Task goal | Find "What's the underlying" in the material below, then copy that line and every subsequent line to the end, exactly.

· · ·

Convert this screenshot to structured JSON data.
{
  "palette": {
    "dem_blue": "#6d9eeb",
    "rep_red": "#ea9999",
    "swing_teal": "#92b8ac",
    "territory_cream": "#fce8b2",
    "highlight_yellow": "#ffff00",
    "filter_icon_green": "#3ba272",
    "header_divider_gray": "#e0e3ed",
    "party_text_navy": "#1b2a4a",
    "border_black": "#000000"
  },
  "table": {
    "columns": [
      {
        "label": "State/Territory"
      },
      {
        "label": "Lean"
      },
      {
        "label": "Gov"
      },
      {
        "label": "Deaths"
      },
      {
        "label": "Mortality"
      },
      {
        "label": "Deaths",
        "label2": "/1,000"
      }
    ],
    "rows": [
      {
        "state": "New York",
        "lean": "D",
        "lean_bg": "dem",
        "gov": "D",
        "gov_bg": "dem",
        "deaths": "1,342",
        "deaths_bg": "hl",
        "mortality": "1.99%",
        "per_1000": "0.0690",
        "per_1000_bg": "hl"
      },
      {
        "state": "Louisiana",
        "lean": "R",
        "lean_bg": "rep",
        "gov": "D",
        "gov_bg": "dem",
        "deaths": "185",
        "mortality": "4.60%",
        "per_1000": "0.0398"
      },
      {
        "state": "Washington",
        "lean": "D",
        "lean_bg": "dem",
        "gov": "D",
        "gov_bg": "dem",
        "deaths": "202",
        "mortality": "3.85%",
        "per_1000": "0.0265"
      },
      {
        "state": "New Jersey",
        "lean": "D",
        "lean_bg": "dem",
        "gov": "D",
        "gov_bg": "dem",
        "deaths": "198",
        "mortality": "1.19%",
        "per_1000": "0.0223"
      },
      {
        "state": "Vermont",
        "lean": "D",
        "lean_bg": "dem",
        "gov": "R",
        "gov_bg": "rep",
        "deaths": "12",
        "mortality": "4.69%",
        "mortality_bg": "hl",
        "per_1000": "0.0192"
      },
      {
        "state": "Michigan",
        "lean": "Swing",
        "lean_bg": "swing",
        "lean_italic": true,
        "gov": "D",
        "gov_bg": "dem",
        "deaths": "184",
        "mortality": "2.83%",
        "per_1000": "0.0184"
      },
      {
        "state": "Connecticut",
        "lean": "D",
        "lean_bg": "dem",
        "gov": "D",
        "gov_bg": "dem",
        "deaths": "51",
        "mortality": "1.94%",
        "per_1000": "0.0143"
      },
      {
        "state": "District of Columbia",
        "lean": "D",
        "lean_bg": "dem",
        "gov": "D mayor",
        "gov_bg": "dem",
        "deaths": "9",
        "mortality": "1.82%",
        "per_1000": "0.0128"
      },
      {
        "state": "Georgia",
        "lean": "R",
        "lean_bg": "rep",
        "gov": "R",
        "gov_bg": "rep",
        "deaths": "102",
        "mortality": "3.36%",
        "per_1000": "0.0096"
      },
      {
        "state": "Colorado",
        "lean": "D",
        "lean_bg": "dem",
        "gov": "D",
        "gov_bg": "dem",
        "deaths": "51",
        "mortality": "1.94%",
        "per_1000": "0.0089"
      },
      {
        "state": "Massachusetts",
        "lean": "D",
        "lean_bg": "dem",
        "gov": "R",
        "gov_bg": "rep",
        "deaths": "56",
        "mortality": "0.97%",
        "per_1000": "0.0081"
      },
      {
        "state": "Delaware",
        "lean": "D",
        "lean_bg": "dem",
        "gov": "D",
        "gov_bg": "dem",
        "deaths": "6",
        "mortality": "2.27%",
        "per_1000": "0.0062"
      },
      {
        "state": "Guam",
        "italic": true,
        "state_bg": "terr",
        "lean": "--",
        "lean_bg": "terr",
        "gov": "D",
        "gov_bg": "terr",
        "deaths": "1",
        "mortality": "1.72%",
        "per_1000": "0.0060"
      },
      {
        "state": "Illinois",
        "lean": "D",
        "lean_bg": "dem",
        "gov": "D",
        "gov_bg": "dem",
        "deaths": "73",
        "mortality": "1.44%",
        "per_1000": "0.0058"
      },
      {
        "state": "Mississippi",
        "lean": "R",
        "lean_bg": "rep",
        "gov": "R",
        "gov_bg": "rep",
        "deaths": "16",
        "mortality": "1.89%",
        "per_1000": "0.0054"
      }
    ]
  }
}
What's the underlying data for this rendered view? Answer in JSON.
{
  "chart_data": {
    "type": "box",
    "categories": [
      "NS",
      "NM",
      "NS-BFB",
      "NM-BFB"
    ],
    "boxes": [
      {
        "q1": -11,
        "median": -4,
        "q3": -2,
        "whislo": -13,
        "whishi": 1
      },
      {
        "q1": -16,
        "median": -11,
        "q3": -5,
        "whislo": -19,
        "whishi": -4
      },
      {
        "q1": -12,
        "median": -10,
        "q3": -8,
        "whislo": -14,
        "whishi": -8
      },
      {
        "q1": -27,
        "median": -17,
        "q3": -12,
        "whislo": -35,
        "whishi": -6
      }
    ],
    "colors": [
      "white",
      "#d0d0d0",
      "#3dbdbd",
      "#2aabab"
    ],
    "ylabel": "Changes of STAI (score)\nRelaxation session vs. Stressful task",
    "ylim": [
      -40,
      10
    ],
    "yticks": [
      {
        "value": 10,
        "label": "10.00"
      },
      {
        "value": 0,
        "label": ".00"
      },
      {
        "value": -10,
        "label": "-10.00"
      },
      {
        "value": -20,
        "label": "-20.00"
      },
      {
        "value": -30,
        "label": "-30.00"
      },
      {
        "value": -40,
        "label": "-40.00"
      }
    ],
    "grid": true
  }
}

· · ·

Task result |
What's the underlying data for this rendered view? Answer in JSON.
{
  "chart_data": {
    "type": "box",
    "categories": [
      "NS",
      "NM",
      "NS-BFB",
      "NM-BFB"
    ],
    "boxes": [
      {
        "q1": -11,
        "median": -4,
        "q3": -2,
        "whislo": -13,
        "whishi": 1
      },
      {
        "q1": -16,
        "median": -11,
        "q3": -5,
        "whislo": -19,
        "whishi": -4
      },
      {
        "q1": -12,
        "median": -10,
        "q3": -8,
        "whislo": -14,
        "whishi": -8
      },
      {
        "q1": -27,
        "median": -17,
        "q3": -12,
        "whislo": -35,
        "whishi": -6
      }
    ],
    "colors": [
      "white",
      "#d0d0d0",
      "#3dbdbd",
      "#2aabab"
    ],
    "ylabel": "Changes of STAI (score)\nRelaxation session vs. Stressful task",
    "ylim": [
      -40,
      10
    ],
    "yticks": [
      {
        "value": 10,
        "label": "10.00"
      },
      {
        "value": 0,
        "label": ".00"
      },
      {
        "value": -10,
        "label": "-10.00"
      },
      {
        "value": -20,
        "label": "-20.00"
      },
      {
        "value": -30,
        "label": "-30.00"
      },
      {
        "value": -40,
        "label": "-40.00"
      }
    ],
    "grid": true
  }
}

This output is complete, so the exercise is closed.